• [TASK PROMPT]:
Report the number of lines where the string "Logo" occurs, and write nothing else.

• [Stored items from a collection]:
● ● ● ●
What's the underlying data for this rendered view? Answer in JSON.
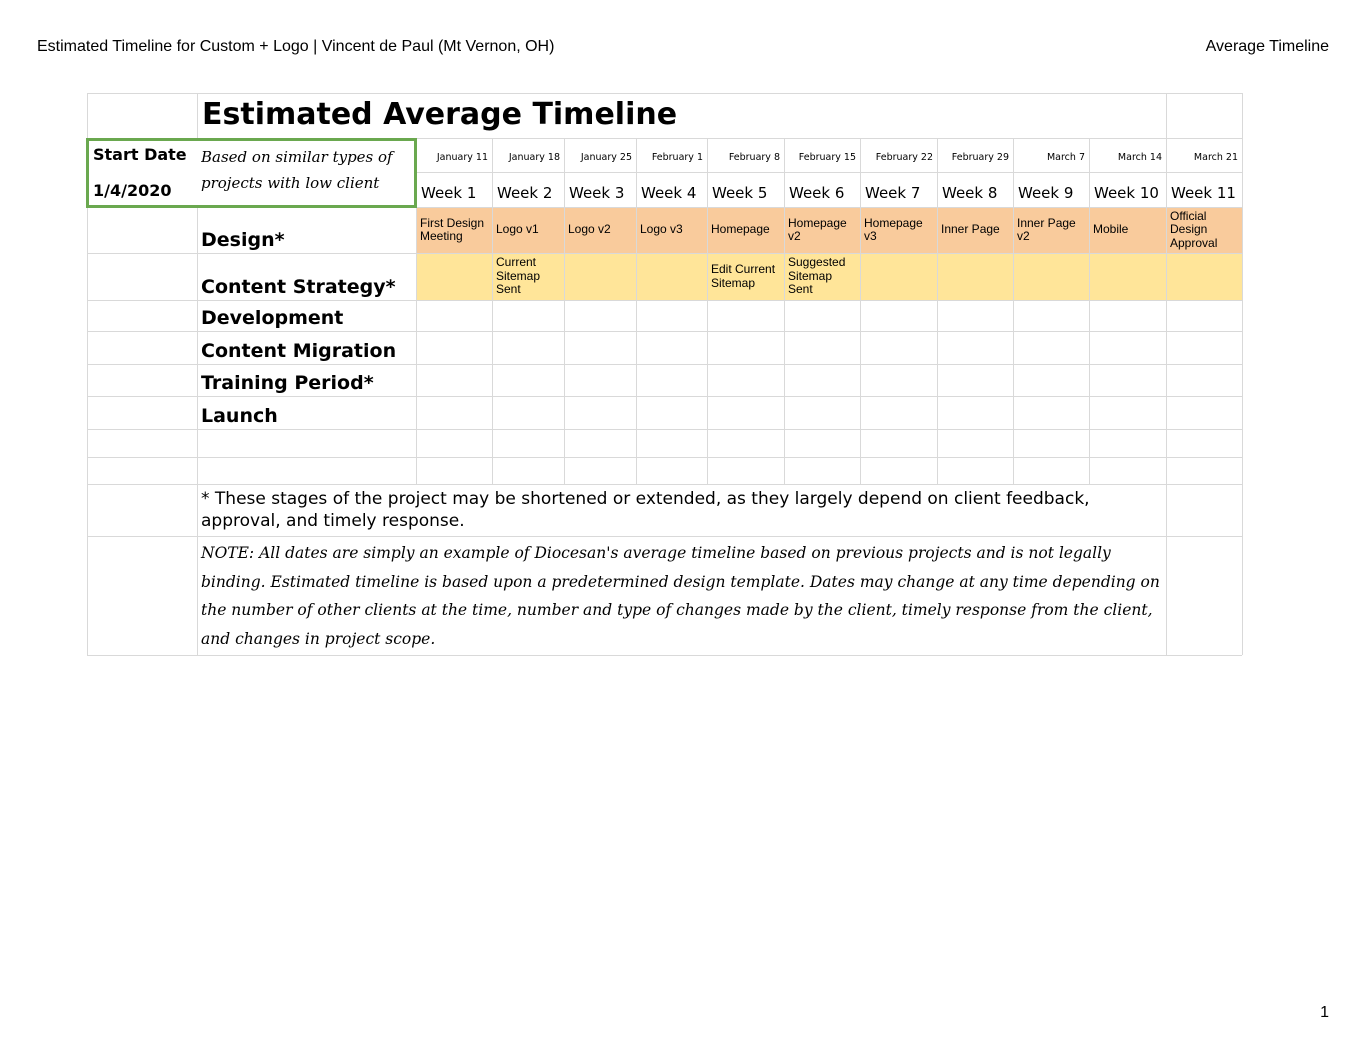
{
  "header": {
    "left": "Estimated Timeline for Custom + Logo | Vincent de Paul (Mt Vernon, OH)",
    "right": "Average Timeline"
  },
  "title": "Estimated Average Timeline",
  "start_date": {
    "label": "Start Date",
    "value": "1/4/2020"
  },
  "start_note": "Based on similar types of projects with low client",
  "dates": [
    "January 11",
    "January 18",
    "January 25",
    "February 1",
    "February 8",
    "February 15",
    "February 22",
    "February 29",
    "March 7",
    "March 14",
    "March 21"
  ],
  "weeks": [
    "Week 1",
    "Week 2",
    "Week 3",
    "Week 4",
    "Week 5",
    "Week 6",
    "Week 7",
    "Week 8",
    "Week 9",
    "Week 10",
    "Week 11"
  ],
  "rows": [
    {
      "label": "Design*",
      "cells": [
        "First Design Meeting",
        "Logo v1",
        "Logo v2",
        "Logo v3",
        "Homepage",
        "Homepage v2",
        "Homepage v3",
        "Inner Page",
        "Inner Page v2",
        "Mobile",
        "Official Design Approval"
      ]
    },
    {
      "label": "Content Strategy*",
      "cells": [
        null,
        "Current Sitemap Sent",
        null,
        null,
        "Edit Current Sitemap",
        "Suggested Sitemap Sent",
        null,
        null,
        null,
        null,
        null
      ]
    },
    {
      "label": "Development"
    },
    {
      "label": "Content Migration"
    },
    {
      "label": "Training Period*"
    },
    {
      "label": "Launch"
    }
  ],
  "footnote": "* These stages of the project may be shortened or extended, as they largely depend on client feedback, approval, and timely response.",
  "note": "NOTE: All dates are simply an example of Diocesan's average timeline based on previous projects and is not legally binding. Estimated timeline is based upon a predetermined design template. Dates may change at any time depending on the number of other clients at the time, number and type of changes made by the client, timely response from the client, and changes in project scope.",
  "page_number": "1"
}
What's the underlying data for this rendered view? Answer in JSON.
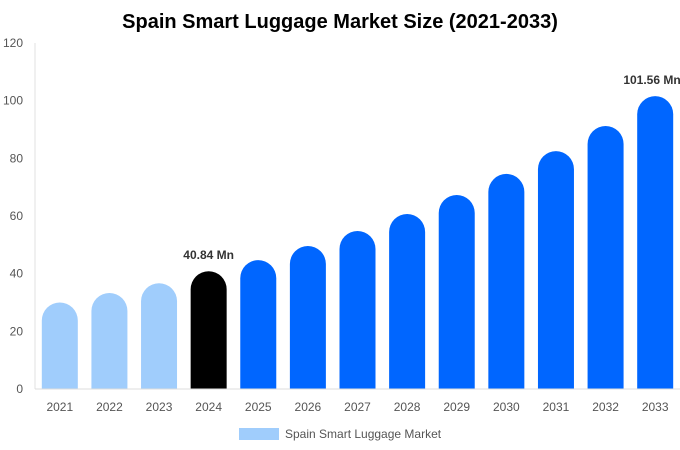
{
  "chart_data": {
    "type": "bar",
    "title": "Spain Smart Luggage Market Size (2021-2033)",
    "xlabel": "",
    "ylabel": "",
    "ylim": [
      0,
      120
    ],
    "yticks": [
      0,
      20,
      40,
      60,
      80,
      100,
      120
    ],
    "grid": false,
    "legend_position": "bottom",
    "categories": [
      "2021",
      "2022",
      "2023",
      "2024",
      "2025",
      "2026",
      "2027",
      "2028",
      "2029",
      "2030",
      "2031",
      "2032",
      "2033"
    ],
    "series": [
      {
        "name": "Spain Smart Luggage Market",
        "values": [
          30.0,
          33.3,
          36.7,
          40.84,
          44.7,
          49.6,
          54.8,
          60.7,
          67.3,
          74.6,
          82.5,
          91.2,
          101.56
        ]
      }
    ],
    "bar_colors": [
      "#a0cdfc",
      "#a0cdfc",
      "#a0cdfc",
      "#000000",
      "#0066ff",
      "#0066ff",
      "#0066ff",
      "#0066ff",
      "#0066ff",
      "#0066ff",
      "#0066ff",
      "#0066ff",
      "#0066ff"
    ],
    "legend_color": "#a0cdfc",
    "data_labels": [
      {
        "category": "2024",
        "text": "40.84 Mn"
      },
      {
        "category": "2033",
        "text": "101.56 Mn"
      }
    ]
  }
}
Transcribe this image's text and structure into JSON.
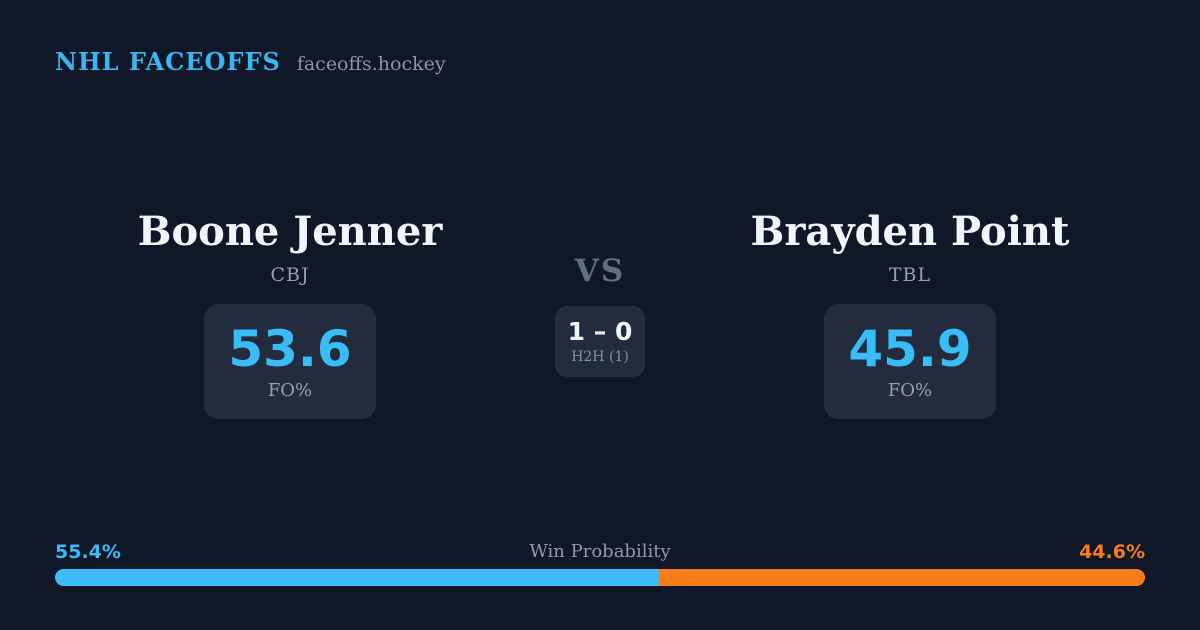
{
  "header": {
    "brand": "NHL FACEOFFS",
    "site": "faceoffs.hockey"
  },
  "players": {
    "left": {
      "name": "Boone Jenner",
      "team": "CBJ",
      "stat_value": "53.6",
      "stat_label": "FO%",
      "win_prob_label": "55.4%"
    },
    "right": {
      "name": "Brayden Point",
      "team": "TBL",
      "stat_value": "45.9",
      "stat_label": "FO%",
      "win_prob_label": "44.6%"
    }
  },
  "center": {
    "vs": "VS",
    "score": "1 – 0",
    "h2h": "H2H (1)"
  },
  "win_probability": {
    "title": "Win Probability",
    "left_pct": 55.4,
    "right_pct": 44.6,
    "left_color": "#3ebcf5",
    "right_color": "#f87d1a"
  },
  "colors": {
    "background": "#101827",
    "panel": "#222c3d",
    "accent_blue": "#38bdf8",
    "accent_orange": "#f87d1a",
    "text_primary": "#f2f6fc",
    "text_muted": "#94a0b2"
  },
  "chart_data": {
    "type": "bar",
    "orientation": "horizontal-stacked",
    "title": "Win Probability",
    "segments": [
      {
        "label": "Boone Jenner (CBJ) win probability",
        "value": 55.4,
        "color": "#3ebcf5"
      },
      {
        "label": "Brayden Point (TBL) win probability",
        "value": 44.6,
        "color": "#f87d1a"
      }
    ],
    "xlim": [
      0,
      100
    ],
    "related_stats": {
      "faceoff_pct": [
        {
          "player": "Boone Jenner",
          "team": "CBJ",
          "fo_pct": 53.6
        },
        {
          "player": "Brayden Point",
          "team": "TBL",
          "fo_pct": 45.9
        }
      ],
      "head_to_head": {
        "score": "1 – 0",
        "games": 1
      }
    }
  }
}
● ● ● ●
• [ANSWER TO THE EXERCISE]:
4